For every line in the records that has the word "жизни", make a copy.

★ ★ ★

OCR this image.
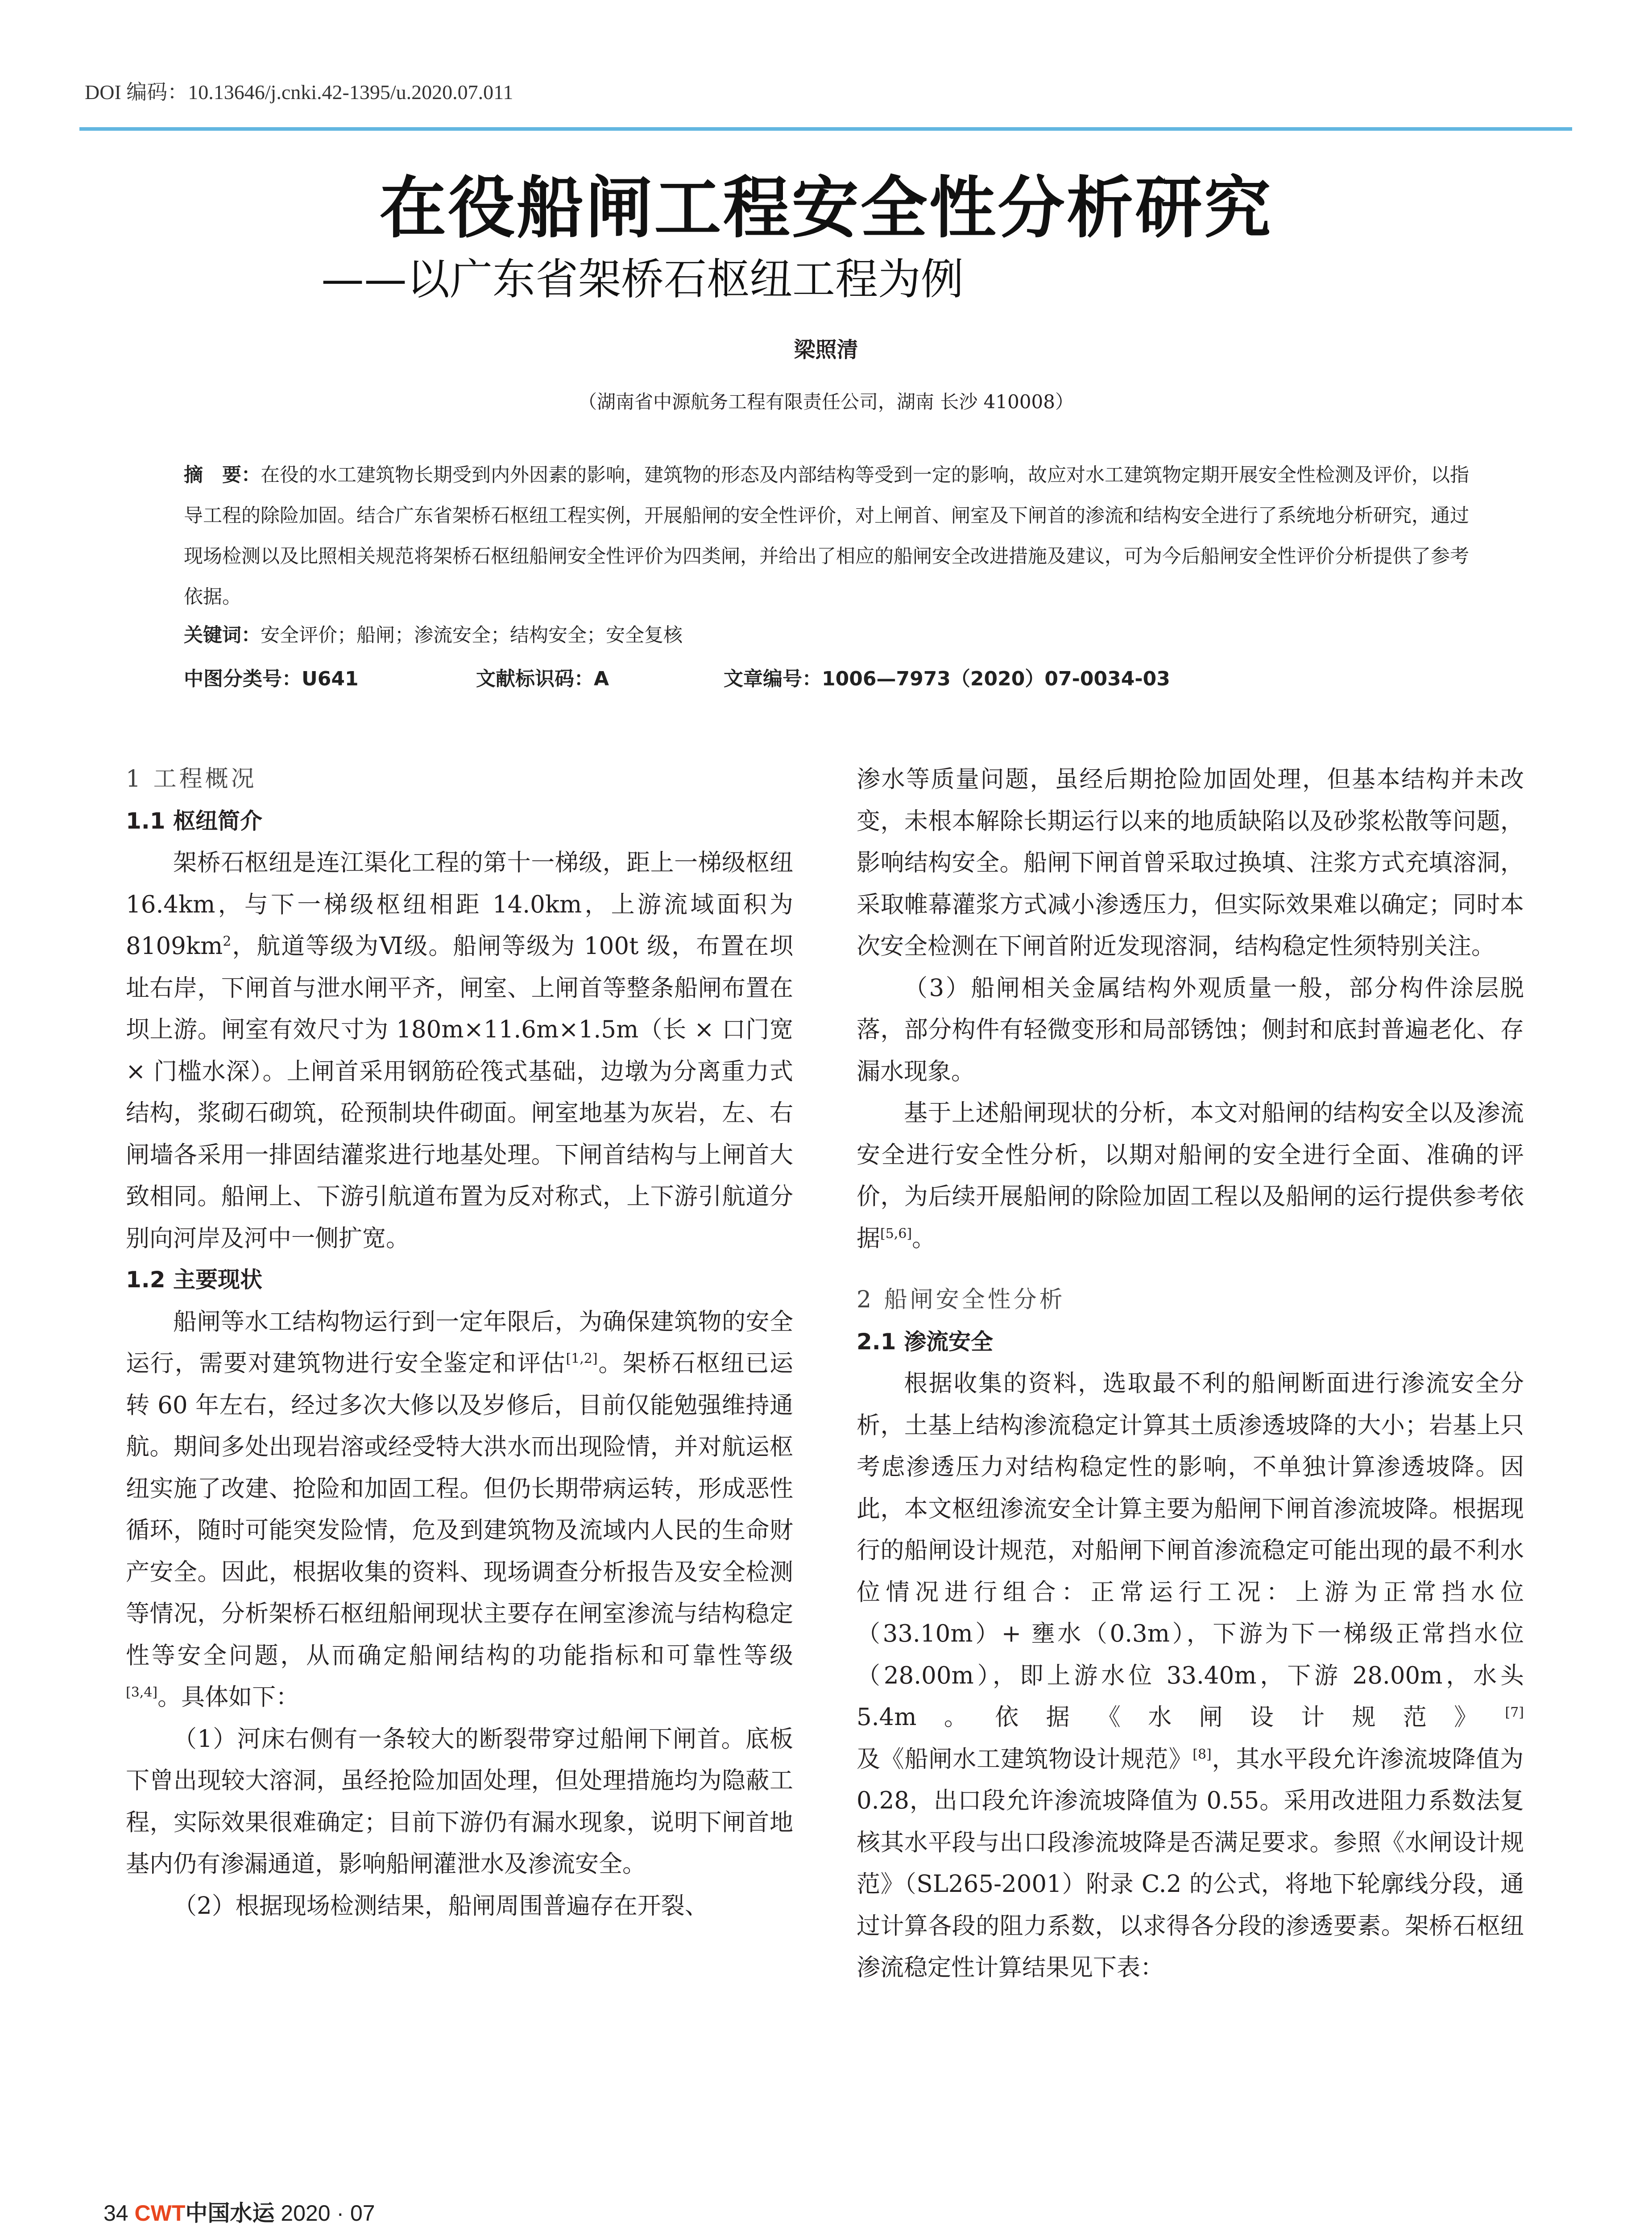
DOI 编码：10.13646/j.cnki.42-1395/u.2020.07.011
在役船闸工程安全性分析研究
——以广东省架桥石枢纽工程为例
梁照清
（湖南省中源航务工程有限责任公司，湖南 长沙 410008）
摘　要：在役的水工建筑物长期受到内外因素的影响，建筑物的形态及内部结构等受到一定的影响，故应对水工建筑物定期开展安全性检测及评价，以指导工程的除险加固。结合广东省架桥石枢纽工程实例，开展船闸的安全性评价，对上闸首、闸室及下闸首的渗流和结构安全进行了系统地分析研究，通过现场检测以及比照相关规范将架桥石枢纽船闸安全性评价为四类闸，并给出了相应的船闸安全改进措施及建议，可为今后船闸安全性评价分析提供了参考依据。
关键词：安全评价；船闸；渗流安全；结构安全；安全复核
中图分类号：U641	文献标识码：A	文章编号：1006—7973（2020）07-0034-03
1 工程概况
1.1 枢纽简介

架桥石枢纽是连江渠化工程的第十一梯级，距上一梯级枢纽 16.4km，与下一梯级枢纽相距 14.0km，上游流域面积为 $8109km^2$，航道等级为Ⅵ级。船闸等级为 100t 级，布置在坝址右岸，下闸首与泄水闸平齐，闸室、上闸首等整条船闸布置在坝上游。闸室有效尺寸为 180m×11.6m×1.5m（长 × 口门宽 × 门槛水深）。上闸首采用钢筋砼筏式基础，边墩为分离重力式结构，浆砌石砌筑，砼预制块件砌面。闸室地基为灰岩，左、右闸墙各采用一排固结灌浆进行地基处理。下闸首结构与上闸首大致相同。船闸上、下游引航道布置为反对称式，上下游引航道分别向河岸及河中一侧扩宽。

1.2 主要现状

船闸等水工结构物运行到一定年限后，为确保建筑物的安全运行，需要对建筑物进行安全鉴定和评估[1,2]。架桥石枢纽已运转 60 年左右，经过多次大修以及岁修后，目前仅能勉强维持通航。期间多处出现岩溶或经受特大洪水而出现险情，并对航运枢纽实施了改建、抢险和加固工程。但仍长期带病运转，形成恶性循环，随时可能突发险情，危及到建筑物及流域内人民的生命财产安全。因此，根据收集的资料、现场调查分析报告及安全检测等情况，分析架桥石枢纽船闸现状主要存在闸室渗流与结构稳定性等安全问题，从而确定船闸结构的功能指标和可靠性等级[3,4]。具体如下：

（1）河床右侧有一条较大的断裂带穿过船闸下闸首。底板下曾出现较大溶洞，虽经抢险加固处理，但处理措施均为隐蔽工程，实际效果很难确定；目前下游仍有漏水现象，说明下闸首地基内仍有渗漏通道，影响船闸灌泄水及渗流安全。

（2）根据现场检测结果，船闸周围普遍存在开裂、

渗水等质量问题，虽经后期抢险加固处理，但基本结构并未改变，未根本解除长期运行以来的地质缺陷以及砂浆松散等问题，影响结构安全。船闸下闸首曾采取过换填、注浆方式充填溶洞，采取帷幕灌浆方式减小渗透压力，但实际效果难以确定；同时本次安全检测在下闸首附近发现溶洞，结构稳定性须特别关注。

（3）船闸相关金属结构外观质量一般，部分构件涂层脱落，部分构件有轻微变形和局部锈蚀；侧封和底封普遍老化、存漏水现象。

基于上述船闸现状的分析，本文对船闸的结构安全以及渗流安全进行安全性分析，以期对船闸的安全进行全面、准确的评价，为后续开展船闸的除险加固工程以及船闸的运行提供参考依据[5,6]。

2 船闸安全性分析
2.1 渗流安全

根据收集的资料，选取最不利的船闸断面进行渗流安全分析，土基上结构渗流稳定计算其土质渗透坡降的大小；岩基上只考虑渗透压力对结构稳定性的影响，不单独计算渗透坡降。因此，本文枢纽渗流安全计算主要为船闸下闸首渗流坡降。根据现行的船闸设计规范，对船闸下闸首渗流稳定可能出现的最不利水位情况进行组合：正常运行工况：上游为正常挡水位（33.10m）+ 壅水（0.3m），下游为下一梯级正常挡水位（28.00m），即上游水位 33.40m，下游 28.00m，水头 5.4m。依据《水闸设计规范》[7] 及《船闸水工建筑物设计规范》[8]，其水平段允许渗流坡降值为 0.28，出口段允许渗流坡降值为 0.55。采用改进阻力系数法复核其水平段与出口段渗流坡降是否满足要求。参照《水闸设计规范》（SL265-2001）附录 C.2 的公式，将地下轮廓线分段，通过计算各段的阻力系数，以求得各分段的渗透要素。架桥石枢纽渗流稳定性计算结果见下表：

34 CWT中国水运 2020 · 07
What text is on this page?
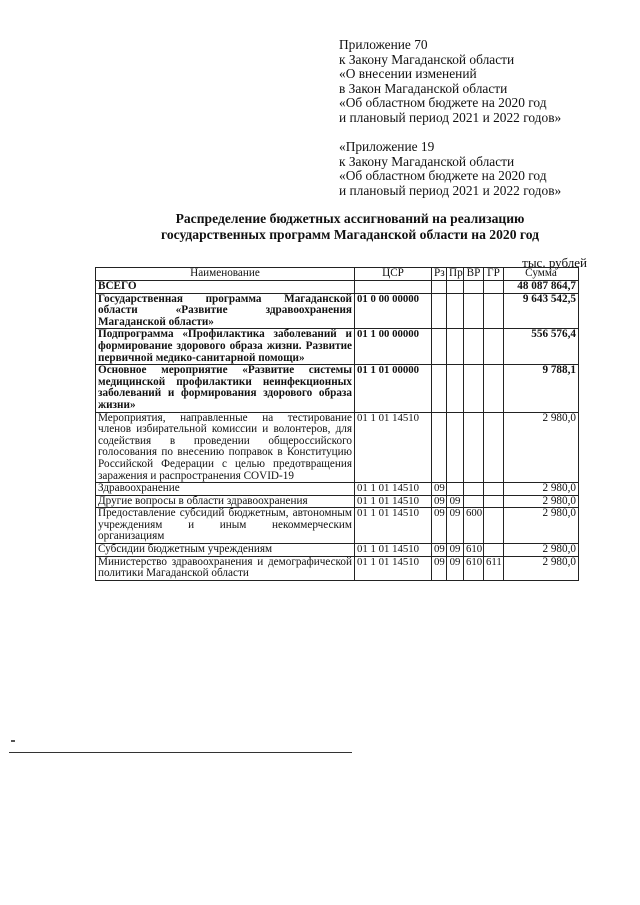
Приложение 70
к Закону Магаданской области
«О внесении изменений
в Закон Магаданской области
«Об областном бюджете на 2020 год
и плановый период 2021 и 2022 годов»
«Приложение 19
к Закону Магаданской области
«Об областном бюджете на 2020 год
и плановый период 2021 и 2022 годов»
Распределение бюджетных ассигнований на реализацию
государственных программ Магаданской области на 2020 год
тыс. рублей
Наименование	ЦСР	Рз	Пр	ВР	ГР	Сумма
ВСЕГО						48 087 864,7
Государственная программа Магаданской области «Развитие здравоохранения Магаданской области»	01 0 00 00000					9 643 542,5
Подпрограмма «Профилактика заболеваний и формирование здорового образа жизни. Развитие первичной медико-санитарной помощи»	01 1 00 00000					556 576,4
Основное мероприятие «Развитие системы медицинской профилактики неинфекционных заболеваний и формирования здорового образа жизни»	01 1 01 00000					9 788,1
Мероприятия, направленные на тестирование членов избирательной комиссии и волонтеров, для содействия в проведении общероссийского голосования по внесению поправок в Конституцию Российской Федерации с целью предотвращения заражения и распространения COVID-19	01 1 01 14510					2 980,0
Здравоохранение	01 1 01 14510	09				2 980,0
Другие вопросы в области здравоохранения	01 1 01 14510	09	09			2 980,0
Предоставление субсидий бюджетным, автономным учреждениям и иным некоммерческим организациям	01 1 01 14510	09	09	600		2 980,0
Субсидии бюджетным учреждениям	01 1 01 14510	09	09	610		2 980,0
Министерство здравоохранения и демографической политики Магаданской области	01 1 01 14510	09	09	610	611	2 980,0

★ ★ ★

**Solution for this exercise**
Подпрограмма «Профилактика заболеваний и формирование здорового образа жизни. Развитие первичной медико-санитарной помощи»	01 1 00 00000					556 576,4
Основное мероприятие «Развитие системы медицинской профилактики неинфекционных заболеваний и формирования здорового образа жизни»	01 1 01 00000					9 788,1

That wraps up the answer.